EXERCISE DETAILS — Copy all lines below containing "text".

INFORMATION SHOWN —
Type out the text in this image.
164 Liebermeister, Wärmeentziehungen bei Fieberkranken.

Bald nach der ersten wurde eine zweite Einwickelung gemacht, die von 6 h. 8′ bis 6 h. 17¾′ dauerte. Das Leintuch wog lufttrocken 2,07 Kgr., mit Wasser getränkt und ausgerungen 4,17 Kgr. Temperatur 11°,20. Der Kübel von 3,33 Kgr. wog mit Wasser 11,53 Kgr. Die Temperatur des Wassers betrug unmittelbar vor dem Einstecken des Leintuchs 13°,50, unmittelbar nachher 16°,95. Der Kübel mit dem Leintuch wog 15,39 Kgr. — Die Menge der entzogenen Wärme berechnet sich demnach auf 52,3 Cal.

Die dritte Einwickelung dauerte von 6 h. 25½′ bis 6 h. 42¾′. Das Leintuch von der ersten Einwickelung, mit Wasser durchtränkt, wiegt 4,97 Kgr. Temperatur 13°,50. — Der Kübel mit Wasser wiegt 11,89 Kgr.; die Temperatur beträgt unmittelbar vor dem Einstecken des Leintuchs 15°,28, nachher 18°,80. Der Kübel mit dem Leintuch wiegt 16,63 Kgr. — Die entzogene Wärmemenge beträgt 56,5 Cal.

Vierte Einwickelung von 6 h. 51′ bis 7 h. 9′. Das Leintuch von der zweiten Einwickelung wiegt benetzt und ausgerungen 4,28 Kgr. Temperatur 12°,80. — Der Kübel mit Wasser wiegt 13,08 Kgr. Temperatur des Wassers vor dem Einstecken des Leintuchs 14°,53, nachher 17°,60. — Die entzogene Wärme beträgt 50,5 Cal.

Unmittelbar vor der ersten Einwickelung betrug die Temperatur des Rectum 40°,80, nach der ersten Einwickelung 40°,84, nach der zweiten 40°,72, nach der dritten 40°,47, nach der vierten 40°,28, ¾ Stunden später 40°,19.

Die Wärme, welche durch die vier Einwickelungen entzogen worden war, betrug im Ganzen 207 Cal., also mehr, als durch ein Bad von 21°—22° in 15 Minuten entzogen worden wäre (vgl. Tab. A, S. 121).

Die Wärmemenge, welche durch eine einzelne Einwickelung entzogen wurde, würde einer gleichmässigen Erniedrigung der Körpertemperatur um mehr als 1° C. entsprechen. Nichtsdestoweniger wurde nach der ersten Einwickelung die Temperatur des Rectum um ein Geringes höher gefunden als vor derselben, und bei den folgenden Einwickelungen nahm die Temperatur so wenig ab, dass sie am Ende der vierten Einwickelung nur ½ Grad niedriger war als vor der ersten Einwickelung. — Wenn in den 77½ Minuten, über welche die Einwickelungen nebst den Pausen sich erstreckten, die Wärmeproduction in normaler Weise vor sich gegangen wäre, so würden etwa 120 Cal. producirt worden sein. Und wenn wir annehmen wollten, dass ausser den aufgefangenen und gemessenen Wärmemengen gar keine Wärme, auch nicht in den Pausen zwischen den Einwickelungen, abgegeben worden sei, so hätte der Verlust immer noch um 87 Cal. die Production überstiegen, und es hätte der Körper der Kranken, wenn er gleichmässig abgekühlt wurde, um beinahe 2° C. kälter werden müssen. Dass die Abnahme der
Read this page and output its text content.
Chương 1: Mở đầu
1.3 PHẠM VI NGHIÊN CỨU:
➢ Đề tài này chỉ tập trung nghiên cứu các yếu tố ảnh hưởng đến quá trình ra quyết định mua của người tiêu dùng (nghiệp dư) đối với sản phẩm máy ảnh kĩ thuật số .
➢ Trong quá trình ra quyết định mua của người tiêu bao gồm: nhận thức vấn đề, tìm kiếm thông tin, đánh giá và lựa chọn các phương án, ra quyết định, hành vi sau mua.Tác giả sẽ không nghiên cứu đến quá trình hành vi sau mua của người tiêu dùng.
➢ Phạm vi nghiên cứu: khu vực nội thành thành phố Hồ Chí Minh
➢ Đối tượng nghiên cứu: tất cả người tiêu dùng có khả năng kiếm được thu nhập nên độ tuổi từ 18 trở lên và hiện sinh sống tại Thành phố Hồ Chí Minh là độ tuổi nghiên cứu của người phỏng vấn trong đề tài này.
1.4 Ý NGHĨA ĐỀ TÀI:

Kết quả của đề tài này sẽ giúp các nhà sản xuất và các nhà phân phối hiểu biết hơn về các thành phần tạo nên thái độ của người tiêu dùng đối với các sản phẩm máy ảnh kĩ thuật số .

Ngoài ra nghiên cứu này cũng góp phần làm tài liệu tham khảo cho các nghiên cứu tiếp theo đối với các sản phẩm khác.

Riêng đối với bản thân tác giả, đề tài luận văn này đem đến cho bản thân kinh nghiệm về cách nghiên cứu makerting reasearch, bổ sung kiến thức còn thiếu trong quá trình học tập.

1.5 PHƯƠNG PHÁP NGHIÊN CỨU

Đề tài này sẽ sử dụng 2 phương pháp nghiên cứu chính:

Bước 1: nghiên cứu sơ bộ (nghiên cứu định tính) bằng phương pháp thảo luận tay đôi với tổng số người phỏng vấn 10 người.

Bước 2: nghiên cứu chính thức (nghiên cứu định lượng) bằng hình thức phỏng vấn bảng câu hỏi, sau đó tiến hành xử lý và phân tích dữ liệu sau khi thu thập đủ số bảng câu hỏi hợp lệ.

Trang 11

OUTPUT BELOW —
Type out the text in this image.
Read this page and output its text content.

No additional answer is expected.